Aim:
Reproduce every line in the listing that contains the word "Dati".

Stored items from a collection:

━━━━

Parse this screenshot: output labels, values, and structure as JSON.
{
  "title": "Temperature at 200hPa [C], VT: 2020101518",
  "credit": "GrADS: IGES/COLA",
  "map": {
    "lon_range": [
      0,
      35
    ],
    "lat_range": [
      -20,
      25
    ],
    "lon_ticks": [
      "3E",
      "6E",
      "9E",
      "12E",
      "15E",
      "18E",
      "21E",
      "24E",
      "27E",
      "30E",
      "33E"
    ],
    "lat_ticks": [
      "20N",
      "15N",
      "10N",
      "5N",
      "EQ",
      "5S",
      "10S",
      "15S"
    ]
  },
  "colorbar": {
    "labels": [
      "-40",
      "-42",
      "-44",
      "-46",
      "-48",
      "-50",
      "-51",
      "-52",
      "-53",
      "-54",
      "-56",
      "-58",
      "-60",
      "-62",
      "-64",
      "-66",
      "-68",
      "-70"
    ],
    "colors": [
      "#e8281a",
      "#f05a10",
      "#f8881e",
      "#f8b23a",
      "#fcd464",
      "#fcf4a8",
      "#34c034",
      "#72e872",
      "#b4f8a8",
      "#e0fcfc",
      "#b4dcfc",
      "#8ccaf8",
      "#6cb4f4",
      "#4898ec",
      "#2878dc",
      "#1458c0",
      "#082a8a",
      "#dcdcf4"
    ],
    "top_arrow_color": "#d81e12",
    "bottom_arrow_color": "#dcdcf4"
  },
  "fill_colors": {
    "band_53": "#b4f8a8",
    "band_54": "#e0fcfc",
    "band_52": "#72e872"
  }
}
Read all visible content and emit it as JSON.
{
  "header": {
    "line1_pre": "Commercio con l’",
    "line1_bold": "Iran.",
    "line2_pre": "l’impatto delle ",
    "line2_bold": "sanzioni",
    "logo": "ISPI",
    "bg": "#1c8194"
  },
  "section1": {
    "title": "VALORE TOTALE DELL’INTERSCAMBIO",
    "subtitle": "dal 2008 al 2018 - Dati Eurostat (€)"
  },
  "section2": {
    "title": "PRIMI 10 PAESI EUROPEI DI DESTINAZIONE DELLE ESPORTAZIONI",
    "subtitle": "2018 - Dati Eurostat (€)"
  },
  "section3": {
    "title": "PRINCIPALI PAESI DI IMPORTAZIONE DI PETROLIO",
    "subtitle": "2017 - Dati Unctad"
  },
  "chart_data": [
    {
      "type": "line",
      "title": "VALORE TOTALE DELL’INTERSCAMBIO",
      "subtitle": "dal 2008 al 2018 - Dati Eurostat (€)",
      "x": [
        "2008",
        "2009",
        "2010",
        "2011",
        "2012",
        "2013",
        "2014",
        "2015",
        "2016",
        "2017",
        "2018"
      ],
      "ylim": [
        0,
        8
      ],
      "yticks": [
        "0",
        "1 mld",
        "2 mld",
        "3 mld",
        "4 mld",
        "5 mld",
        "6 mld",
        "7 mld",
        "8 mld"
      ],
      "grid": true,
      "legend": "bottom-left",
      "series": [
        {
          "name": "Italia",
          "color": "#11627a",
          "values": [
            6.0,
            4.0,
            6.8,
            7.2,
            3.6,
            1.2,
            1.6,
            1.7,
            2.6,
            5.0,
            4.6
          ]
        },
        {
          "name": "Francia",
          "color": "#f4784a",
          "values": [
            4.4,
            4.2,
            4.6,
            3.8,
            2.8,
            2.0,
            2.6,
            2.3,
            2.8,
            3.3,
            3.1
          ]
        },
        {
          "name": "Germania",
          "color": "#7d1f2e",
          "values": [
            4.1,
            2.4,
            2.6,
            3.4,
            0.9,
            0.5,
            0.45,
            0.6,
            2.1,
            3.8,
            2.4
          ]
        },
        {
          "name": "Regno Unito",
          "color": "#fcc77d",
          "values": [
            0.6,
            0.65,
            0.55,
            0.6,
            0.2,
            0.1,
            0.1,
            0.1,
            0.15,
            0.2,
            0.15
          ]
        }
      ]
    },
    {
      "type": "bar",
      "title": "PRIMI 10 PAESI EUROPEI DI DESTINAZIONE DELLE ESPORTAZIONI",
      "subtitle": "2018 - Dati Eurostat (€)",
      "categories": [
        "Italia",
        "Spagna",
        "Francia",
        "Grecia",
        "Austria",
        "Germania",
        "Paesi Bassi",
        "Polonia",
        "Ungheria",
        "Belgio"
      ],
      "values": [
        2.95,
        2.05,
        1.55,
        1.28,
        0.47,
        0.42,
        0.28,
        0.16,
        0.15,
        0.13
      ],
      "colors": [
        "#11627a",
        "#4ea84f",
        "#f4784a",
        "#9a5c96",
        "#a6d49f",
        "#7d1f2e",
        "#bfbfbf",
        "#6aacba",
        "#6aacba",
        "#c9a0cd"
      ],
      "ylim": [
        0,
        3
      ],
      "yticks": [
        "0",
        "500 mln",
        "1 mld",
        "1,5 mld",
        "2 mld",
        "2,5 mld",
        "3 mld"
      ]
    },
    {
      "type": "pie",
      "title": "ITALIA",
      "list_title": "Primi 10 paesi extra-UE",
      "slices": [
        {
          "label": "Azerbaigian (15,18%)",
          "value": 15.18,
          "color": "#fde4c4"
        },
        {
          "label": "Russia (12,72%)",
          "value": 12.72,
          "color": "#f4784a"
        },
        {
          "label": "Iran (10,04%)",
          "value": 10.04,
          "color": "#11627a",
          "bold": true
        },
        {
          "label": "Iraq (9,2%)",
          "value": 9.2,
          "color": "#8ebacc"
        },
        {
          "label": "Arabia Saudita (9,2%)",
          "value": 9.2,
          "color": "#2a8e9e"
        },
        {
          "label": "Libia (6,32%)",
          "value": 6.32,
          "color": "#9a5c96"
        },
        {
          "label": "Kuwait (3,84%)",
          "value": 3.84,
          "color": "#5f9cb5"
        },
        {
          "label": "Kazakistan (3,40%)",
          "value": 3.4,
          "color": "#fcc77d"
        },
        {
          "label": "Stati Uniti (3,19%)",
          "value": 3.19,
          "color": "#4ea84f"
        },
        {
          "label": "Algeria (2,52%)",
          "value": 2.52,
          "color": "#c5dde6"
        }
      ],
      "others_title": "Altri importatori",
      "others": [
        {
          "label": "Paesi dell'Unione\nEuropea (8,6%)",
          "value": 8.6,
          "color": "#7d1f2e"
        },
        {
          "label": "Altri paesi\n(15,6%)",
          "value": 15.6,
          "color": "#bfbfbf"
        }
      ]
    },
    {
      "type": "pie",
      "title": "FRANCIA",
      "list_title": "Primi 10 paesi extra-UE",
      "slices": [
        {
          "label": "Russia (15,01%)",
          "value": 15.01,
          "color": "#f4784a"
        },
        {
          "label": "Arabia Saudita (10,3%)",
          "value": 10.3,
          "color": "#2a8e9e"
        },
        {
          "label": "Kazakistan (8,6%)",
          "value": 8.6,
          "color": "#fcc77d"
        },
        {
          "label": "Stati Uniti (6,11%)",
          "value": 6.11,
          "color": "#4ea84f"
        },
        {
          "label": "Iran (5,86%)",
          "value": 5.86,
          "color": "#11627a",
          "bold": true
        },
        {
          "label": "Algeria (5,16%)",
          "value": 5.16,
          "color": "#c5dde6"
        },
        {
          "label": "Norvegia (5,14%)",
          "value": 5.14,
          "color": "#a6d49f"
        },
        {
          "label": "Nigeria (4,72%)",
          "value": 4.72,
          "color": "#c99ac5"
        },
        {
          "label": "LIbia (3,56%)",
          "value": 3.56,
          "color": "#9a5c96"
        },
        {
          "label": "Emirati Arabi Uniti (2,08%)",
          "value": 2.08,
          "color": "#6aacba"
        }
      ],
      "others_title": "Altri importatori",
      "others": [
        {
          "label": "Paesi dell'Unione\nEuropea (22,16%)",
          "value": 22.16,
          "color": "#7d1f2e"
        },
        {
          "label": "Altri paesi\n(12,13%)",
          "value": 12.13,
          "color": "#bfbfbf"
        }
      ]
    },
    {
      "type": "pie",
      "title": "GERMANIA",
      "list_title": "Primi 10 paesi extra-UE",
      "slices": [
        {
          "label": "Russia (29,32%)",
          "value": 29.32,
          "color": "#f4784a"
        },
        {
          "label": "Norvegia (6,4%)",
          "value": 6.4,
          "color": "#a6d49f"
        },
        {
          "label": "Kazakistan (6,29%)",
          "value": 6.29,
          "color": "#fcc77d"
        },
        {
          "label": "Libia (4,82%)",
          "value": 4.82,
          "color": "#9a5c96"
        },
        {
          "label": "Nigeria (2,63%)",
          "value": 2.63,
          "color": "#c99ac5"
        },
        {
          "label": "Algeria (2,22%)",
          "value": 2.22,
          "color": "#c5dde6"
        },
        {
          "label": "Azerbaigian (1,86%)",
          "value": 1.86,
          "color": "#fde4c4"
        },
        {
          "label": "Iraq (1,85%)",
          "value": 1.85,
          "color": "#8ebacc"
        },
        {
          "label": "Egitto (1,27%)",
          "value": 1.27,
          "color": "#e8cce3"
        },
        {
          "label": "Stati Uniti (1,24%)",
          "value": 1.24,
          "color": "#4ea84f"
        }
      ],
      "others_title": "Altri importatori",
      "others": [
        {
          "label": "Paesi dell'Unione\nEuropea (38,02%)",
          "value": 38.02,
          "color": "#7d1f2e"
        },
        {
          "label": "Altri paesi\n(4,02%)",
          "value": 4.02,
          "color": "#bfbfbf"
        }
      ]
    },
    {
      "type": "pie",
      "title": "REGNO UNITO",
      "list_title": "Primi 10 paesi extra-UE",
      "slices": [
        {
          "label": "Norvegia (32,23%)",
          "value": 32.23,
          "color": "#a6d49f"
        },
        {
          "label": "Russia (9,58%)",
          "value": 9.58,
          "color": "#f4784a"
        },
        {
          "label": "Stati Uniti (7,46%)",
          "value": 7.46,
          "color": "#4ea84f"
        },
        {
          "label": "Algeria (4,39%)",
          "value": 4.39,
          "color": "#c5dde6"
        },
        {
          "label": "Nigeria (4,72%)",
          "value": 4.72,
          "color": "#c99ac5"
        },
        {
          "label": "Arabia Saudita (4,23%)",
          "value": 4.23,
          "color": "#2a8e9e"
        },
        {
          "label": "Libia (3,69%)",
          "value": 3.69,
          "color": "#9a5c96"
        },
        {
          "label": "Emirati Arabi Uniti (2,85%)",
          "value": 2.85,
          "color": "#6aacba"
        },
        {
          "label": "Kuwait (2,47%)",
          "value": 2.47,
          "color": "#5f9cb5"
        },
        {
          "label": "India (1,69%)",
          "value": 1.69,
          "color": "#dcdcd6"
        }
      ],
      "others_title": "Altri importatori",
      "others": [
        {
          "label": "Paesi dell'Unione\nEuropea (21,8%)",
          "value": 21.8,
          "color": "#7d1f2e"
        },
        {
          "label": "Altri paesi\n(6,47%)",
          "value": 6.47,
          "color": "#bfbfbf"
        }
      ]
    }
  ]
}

━━━━

Task result:
    "subtitle": "dal 2008 al 2018 - Dati Eurostat (€)"
    "subtitle": "2018 - Dati Eurostat (€)"
    "subtitle": "2017 - Dati Unctad"
      "subtitle": "dal 2008 al 2018 - Dati Eurostat (€)",
      "subtitle": "2018 - Dati Eurostat (€)",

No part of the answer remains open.